▸ Problem details
Locate every line in the material below that has the word "title". Copy each of those lines.

▸ Provided records

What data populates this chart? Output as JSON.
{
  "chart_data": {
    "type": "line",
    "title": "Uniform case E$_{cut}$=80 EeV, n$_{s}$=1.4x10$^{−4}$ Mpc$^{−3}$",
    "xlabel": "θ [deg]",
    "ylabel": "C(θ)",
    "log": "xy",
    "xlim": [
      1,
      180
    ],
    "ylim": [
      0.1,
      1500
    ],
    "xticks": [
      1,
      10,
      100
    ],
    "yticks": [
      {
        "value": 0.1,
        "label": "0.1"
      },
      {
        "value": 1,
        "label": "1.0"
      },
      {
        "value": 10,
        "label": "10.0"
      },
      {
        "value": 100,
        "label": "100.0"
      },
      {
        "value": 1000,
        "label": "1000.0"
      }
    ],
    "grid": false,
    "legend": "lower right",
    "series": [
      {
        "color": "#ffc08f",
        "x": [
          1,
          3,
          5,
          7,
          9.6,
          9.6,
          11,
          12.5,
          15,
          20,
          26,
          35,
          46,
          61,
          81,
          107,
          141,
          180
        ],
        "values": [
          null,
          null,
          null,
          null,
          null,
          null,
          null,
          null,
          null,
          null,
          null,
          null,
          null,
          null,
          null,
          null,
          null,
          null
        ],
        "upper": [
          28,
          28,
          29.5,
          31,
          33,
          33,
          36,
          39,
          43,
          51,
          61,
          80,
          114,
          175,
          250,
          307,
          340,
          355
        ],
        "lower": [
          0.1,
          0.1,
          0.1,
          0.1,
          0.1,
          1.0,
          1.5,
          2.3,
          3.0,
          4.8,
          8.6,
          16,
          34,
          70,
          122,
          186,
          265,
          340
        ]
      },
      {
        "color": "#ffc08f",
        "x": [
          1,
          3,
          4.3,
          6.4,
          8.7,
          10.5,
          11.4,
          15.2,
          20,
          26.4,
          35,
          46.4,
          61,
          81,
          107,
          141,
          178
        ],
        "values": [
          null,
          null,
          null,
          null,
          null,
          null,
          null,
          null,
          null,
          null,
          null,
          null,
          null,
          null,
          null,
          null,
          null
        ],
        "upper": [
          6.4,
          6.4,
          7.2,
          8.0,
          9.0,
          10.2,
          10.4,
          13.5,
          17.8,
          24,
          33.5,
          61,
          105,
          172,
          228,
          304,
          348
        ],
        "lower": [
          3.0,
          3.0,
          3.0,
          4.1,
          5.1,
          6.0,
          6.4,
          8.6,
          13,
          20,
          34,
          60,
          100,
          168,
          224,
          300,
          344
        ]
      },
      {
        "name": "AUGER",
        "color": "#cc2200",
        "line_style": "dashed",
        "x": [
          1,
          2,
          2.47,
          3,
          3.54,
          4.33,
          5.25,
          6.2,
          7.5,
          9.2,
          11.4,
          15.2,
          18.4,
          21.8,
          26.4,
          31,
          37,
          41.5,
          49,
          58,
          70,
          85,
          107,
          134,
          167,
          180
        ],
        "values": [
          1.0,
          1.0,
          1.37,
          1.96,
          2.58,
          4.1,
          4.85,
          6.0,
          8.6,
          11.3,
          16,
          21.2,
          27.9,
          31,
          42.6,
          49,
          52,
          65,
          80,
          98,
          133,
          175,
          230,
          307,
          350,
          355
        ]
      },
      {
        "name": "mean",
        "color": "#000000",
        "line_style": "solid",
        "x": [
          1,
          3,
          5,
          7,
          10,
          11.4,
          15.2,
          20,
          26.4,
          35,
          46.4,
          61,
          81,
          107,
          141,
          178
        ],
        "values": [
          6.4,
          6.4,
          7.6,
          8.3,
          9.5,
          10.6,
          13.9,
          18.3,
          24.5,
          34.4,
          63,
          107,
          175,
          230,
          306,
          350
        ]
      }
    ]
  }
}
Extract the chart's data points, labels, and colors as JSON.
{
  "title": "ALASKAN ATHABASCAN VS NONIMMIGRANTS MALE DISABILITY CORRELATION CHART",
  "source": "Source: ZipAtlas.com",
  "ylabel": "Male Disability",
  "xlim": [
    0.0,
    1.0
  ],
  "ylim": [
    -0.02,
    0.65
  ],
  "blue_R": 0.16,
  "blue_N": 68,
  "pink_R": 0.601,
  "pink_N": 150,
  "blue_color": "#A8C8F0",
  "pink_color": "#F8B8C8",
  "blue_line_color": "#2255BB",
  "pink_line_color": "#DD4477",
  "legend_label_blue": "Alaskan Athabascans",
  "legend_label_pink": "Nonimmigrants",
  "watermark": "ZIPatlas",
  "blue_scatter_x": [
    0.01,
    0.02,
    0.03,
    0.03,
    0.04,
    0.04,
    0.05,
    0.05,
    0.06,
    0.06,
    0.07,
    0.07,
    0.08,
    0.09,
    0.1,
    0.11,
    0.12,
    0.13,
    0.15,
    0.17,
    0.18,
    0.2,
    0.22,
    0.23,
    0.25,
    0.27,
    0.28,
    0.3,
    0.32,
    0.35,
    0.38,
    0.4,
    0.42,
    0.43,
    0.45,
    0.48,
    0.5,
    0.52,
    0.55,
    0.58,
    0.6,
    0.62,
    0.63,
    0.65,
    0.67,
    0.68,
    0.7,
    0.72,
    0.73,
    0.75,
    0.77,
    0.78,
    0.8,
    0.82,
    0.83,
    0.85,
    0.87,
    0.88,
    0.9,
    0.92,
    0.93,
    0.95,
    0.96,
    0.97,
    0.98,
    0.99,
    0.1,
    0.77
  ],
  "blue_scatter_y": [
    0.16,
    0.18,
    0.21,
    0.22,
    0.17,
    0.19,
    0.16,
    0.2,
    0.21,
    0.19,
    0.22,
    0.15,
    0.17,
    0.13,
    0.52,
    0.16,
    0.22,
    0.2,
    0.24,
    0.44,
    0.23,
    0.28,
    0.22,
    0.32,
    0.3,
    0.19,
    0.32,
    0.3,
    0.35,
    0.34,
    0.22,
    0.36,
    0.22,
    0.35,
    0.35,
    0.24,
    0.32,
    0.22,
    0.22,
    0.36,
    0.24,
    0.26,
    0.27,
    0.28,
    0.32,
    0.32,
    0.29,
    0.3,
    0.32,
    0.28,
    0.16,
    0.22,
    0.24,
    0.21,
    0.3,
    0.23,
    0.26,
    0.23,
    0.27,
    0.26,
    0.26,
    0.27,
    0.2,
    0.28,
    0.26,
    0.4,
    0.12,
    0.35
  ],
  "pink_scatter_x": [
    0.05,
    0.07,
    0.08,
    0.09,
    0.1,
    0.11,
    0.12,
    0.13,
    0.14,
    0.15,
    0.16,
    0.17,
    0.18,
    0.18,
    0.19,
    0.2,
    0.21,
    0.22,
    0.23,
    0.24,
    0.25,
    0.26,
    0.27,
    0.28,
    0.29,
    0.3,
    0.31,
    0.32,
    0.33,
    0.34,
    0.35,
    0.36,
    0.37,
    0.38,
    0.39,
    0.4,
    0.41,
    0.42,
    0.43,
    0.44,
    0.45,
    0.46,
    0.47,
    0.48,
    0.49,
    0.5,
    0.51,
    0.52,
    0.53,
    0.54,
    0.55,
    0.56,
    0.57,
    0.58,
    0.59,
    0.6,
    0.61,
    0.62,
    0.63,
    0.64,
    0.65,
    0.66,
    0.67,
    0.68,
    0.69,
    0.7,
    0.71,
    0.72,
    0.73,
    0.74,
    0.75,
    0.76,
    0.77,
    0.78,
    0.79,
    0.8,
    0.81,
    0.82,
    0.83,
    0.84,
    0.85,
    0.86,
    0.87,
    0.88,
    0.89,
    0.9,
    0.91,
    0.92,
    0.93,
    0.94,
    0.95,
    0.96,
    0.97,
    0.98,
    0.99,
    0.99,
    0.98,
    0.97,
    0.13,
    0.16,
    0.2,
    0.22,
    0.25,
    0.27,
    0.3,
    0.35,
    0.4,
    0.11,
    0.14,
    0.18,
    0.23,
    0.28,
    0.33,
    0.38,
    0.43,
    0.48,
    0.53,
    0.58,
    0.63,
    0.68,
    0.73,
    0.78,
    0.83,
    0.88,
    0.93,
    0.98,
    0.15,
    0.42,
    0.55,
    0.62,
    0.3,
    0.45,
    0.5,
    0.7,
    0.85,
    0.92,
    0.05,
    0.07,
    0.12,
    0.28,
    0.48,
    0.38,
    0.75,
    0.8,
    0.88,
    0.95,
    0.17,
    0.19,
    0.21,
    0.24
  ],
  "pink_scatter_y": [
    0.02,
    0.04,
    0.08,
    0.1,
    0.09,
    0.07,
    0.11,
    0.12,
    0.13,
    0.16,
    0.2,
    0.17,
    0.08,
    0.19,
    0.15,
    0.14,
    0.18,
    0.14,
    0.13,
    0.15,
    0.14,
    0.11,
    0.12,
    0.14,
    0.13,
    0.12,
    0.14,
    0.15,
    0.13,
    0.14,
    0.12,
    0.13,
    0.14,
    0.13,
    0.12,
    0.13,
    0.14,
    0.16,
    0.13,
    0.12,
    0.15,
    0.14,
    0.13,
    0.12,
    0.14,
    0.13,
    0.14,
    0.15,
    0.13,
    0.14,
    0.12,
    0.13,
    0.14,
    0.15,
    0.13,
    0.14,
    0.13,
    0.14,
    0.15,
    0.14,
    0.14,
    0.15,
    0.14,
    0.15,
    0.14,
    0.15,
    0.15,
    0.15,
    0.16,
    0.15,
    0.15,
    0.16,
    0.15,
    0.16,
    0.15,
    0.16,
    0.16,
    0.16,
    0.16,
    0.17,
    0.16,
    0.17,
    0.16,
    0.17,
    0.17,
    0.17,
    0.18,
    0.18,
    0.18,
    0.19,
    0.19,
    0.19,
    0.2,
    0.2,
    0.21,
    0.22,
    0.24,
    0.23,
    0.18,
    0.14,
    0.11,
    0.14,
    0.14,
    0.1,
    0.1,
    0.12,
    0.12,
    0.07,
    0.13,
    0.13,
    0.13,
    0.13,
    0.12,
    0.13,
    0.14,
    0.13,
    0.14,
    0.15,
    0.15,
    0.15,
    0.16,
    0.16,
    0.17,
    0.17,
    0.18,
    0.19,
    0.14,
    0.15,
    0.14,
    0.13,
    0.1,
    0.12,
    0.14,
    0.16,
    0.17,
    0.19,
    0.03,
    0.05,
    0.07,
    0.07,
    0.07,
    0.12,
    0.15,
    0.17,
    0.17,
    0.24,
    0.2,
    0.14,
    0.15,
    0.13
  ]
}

▸ Written reply
    "title": "Uniform case E$_{cut}$=80 EeV, n$_{s}$=1.4x10$^{−4}$ Mpc$^{−3}$",
  "title": "ALASKAN ATHABASCAN VS NONIMMIGRANTS MALE DISABILITY CORRELATION CHART",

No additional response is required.